### Exercise instructions
Can you transcribe every record below exactly as it appears?

### Data for this task
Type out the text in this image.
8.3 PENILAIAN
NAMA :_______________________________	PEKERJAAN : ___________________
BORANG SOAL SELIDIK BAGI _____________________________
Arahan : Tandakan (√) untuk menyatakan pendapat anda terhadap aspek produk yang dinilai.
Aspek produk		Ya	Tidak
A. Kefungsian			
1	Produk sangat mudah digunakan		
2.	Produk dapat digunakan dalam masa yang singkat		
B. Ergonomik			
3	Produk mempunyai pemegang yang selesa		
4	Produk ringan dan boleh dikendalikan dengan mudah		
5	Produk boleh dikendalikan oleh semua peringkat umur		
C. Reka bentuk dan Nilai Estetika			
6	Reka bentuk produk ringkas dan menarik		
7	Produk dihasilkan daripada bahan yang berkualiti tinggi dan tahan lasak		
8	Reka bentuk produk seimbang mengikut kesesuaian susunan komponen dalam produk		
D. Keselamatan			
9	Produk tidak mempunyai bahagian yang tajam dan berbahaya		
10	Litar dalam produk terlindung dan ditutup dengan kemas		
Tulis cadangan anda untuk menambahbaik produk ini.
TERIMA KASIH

### Solution to this problem
Type out the text in this image.
8.3 PENILAIAN
NAMA :_______________________________	PEKERJAAN : ___________________
BORANG SOAL SELIDIK BAGI _____________________________
Arahan : Tandakan (√) untuk menyatakan pendapat anda terhadap aspek produk yang dinilai.
Aspek produk		Ya	Tidak
A. Kefungsian			
1	Produk sangat mudah digunakan		
2.	Produk dapat digunakan dalam masa yang singkat		
B. Ergonomik			
3	Produk mempunyai pemegang yang selesa		
4	Produk ringan dan boleh dikendalikan dengan mudah		
5	Produk boleh dikendalikan oleh semua peringkat umur		
C. Reka bentuk dan Nilai Estetika			
6	Reka bentuk produk ringkas dan menarik		
7	Produk dihasilkan daripada bahan yang berkualiti tinggi dan tahan lasak		
8	Reka bentuk produk seimbang mengikut kesesuaian susunan komponen dalam produk		
D. Keselamatan			
9	Produk tidak mempunyai bahagian yang tajam dan berbahaya		
10	Litar dalam produk terlindung dan ditutup dengan kemas		
Tulis cadangan anda untuk menambahbaik produk ini.
TERIMA KASIH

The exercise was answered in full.